Supplied records:

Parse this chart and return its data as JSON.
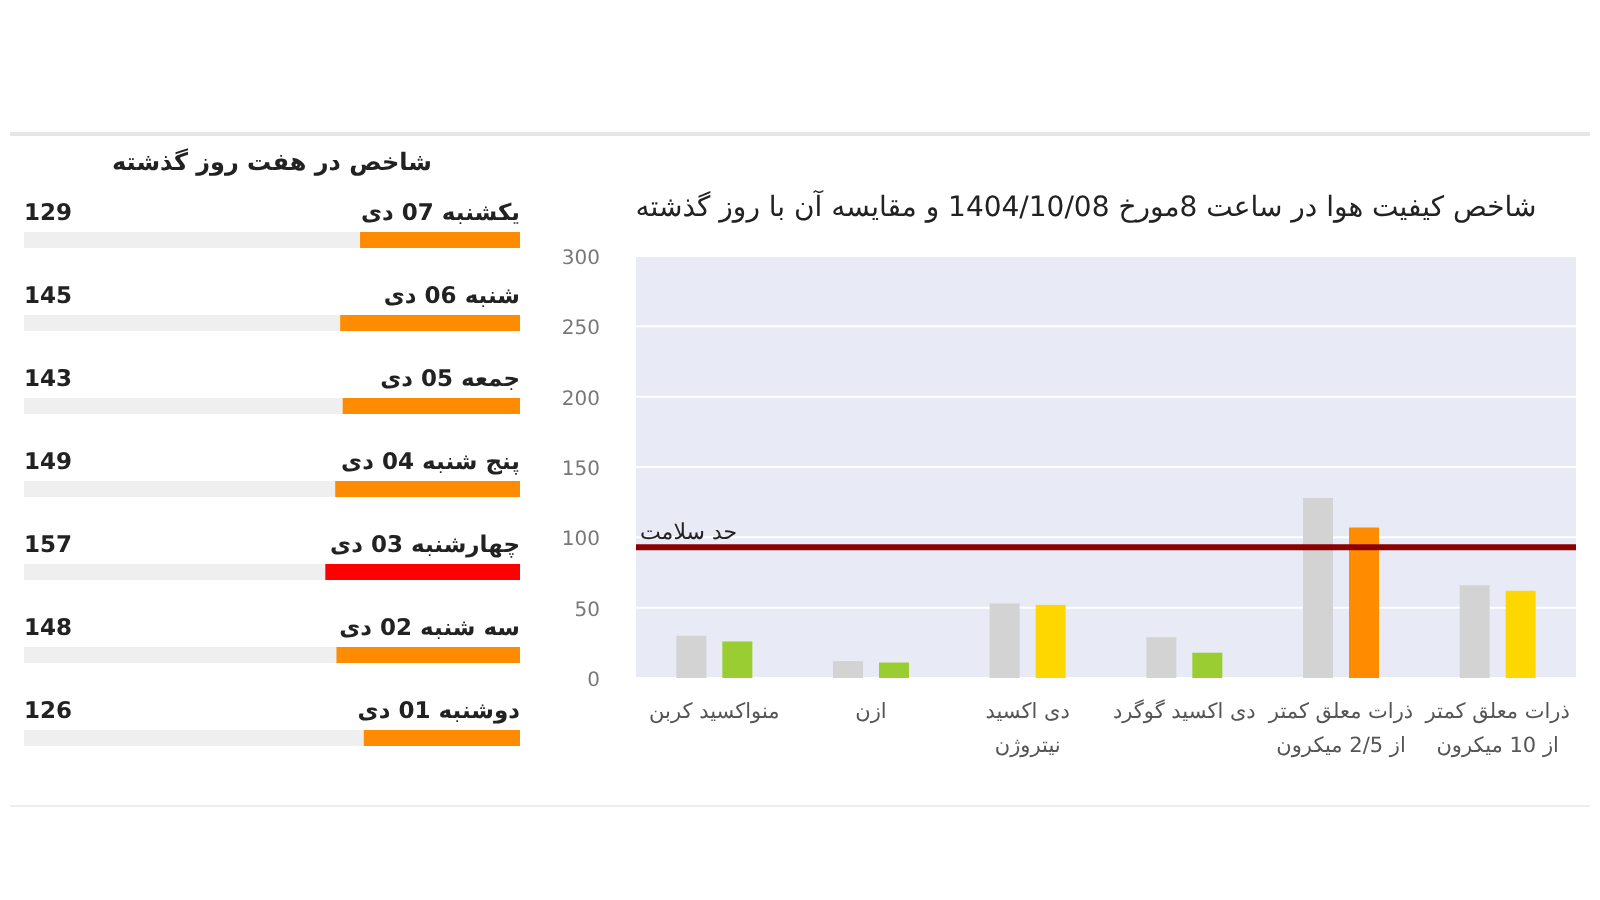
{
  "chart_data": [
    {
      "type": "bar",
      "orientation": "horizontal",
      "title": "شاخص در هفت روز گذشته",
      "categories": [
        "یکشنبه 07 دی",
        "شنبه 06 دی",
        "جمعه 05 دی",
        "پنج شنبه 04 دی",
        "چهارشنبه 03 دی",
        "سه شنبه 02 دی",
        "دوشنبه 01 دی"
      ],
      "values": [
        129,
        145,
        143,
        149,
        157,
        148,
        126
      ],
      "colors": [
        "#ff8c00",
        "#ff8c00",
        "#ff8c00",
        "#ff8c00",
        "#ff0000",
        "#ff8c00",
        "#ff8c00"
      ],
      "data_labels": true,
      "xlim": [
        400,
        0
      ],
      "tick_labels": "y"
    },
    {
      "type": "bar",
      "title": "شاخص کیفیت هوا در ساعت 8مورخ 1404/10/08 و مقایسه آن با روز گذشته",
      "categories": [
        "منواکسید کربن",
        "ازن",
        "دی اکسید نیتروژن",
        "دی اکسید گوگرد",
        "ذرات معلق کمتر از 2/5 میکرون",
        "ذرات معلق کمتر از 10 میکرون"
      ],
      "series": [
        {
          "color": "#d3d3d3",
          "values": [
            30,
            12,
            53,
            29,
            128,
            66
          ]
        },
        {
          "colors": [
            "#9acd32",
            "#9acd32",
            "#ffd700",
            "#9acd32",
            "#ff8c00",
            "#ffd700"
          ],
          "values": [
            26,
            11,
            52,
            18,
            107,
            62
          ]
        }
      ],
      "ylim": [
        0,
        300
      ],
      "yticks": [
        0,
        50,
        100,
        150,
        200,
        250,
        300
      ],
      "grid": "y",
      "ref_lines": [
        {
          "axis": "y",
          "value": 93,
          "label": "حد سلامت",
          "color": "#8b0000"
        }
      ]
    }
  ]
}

Written request: Extract each line from the listing that holds the word "title".

Full response:
      "title": "شاخص در هفت روز گذشته",
      "title": "شاخص کیفیت هوا در ساعت 8مورخ 1404/10/08 و مقایسه آن با روز گذشته",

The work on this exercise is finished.